▶ [Written task]
From the entries that follow, list every line in which the string "position" appears.

▶ [Records provided]
---

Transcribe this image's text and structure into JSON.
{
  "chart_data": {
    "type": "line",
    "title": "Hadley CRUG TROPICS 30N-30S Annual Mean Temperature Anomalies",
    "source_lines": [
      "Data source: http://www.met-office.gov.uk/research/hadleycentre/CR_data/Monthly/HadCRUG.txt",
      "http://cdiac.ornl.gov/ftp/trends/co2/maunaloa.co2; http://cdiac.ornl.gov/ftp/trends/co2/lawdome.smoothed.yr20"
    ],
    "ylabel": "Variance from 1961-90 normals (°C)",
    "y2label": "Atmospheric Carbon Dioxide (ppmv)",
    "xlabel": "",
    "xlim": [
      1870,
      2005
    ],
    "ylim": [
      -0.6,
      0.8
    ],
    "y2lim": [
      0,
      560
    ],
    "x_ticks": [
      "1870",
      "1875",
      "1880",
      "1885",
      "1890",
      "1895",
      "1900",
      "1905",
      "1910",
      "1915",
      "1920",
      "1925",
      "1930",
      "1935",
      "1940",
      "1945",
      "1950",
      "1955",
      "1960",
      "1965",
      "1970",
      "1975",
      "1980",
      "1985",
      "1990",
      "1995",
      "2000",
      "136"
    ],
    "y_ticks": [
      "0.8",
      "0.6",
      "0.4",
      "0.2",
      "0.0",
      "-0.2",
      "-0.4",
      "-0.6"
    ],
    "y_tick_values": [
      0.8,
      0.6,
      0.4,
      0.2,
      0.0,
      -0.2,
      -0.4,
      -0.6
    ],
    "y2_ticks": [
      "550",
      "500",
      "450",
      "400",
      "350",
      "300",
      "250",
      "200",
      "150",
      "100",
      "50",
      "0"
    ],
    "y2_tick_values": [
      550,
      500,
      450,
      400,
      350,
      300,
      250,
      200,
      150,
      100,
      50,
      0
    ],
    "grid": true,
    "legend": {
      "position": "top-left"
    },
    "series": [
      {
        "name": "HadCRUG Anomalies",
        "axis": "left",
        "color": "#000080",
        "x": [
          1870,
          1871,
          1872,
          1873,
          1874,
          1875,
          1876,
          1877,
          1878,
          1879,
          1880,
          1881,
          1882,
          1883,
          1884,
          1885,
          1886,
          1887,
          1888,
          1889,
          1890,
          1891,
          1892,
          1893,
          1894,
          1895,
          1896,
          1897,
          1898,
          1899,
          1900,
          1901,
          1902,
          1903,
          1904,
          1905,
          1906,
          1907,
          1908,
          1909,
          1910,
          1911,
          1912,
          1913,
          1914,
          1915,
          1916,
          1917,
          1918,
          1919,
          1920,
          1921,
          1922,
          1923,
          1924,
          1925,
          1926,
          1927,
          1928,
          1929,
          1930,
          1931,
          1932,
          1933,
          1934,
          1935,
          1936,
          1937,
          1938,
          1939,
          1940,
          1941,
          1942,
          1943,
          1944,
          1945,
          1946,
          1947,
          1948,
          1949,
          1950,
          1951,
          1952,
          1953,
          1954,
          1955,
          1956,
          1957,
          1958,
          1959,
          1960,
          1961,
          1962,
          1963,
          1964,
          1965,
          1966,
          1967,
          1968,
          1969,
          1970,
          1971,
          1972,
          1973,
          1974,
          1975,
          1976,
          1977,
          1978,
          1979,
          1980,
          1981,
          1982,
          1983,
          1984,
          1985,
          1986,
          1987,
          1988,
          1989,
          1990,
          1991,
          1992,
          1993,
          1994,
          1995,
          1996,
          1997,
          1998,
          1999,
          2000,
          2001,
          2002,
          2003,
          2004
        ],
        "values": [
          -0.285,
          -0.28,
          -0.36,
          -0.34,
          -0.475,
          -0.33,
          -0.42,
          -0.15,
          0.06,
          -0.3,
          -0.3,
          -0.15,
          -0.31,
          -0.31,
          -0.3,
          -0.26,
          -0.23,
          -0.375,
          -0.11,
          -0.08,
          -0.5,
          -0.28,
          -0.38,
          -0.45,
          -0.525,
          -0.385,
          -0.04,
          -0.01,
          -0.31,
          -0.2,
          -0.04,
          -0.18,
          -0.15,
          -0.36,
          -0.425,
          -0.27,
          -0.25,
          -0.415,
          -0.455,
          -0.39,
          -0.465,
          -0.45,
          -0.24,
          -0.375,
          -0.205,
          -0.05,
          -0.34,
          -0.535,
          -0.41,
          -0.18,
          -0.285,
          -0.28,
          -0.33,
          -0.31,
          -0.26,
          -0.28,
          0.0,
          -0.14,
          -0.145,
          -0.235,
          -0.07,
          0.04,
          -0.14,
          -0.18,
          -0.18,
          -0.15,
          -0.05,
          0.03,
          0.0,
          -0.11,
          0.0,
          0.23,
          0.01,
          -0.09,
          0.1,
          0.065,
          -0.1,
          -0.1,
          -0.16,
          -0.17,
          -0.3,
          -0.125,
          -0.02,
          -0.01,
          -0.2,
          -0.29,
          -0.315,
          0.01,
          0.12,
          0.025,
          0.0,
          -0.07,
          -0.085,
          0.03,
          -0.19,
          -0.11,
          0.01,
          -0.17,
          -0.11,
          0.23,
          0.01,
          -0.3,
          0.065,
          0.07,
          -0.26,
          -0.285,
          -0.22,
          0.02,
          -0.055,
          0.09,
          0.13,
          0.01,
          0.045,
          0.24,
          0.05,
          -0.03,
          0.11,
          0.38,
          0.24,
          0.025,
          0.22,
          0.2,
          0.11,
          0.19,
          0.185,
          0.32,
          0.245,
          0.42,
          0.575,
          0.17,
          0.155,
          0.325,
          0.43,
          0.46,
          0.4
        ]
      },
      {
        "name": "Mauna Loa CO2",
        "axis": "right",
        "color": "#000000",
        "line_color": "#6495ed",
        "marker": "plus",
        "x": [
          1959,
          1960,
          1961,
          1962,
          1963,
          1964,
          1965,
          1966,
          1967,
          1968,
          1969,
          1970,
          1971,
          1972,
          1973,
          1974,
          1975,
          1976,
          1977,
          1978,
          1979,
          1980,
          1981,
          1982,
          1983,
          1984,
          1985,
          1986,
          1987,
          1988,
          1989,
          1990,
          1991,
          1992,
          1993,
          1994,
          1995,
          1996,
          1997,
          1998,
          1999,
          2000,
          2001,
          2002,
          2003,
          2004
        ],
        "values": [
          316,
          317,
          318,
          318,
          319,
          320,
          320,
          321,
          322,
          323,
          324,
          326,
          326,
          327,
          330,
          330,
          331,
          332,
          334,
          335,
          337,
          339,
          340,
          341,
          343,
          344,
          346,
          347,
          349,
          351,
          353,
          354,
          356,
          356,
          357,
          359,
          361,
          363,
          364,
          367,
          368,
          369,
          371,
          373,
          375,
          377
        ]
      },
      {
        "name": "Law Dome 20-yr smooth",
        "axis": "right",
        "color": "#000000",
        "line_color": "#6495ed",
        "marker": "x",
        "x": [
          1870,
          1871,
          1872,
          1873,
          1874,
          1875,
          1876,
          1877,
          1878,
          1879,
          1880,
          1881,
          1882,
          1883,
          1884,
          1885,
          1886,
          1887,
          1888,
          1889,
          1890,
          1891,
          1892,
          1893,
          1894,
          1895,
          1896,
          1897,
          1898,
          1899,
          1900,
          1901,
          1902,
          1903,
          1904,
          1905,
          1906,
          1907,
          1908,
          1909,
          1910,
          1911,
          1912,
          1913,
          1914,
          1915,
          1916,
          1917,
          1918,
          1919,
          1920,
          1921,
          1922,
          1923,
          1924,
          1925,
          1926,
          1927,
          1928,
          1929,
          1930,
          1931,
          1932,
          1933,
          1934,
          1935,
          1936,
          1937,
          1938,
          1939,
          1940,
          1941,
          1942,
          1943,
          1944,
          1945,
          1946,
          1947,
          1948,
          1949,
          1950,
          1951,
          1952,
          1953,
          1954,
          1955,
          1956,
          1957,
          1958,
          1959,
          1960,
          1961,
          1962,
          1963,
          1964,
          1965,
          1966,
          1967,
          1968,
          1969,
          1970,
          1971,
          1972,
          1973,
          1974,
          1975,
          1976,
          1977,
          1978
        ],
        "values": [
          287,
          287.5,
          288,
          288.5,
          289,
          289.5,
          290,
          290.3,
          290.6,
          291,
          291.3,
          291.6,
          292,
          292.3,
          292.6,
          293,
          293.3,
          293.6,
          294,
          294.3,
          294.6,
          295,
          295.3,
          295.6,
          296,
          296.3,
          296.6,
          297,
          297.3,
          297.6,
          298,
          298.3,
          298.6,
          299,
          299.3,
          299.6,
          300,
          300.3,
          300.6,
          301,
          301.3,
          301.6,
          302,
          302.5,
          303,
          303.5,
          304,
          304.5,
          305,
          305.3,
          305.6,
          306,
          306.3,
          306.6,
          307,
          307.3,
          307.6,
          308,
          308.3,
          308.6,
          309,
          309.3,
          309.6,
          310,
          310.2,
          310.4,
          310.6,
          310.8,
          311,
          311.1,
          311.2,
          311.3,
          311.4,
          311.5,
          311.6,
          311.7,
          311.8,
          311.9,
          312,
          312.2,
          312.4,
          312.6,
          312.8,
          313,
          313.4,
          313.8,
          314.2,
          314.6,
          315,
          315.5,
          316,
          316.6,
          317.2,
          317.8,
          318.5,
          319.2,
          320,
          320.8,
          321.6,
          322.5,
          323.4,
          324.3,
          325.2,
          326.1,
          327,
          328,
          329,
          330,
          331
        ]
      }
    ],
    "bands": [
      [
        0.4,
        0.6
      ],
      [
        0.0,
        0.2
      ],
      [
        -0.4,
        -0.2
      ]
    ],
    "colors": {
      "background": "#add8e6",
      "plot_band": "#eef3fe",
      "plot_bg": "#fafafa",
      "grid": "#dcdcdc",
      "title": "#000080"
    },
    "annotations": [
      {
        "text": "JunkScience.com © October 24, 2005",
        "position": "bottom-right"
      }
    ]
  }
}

---

▶ [Task solution]
      "position": "top-left"
        "position": "bottom-right"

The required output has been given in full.